TO BE DONE
Scan each line of the records for the word "conservadora" and extract the ones that have it.

INPUT MATERIAL
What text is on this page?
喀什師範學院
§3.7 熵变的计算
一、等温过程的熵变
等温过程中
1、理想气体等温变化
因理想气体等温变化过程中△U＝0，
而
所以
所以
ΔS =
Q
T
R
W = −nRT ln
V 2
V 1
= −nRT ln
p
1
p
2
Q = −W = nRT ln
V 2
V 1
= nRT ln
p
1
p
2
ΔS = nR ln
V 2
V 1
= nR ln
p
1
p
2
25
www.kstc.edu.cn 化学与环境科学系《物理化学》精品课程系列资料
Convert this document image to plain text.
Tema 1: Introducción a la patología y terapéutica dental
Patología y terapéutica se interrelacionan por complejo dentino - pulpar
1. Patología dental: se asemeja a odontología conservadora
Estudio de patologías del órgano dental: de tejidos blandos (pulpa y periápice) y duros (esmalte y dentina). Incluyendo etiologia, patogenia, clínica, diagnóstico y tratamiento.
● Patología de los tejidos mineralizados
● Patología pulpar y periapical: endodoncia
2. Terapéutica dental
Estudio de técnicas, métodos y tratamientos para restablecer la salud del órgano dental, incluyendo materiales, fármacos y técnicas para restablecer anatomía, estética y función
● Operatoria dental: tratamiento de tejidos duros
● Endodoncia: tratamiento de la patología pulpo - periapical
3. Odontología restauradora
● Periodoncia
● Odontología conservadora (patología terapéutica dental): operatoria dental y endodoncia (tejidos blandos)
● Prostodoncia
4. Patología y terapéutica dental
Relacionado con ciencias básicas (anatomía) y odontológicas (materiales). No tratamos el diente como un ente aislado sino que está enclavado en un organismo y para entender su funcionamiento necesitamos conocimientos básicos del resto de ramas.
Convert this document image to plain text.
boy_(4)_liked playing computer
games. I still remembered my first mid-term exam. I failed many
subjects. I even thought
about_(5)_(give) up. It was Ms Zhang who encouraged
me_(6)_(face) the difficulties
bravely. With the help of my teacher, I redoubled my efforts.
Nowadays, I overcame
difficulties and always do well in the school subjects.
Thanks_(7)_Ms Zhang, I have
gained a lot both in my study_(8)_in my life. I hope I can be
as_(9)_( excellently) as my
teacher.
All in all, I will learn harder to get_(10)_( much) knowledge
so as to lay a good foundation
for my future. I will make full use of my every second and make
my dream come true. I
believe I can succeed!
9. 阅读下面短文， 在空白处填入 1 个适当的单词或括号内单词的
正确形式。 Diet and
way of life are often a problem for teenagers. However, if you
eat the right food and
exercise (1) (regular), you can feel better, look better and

FULL SOLUTION
1. Patología dental: se asemeja a odontología conservadora
● Odontología conservadora (patología terapéutica dental): operatoria dental y endodoncia (tejidos blandos)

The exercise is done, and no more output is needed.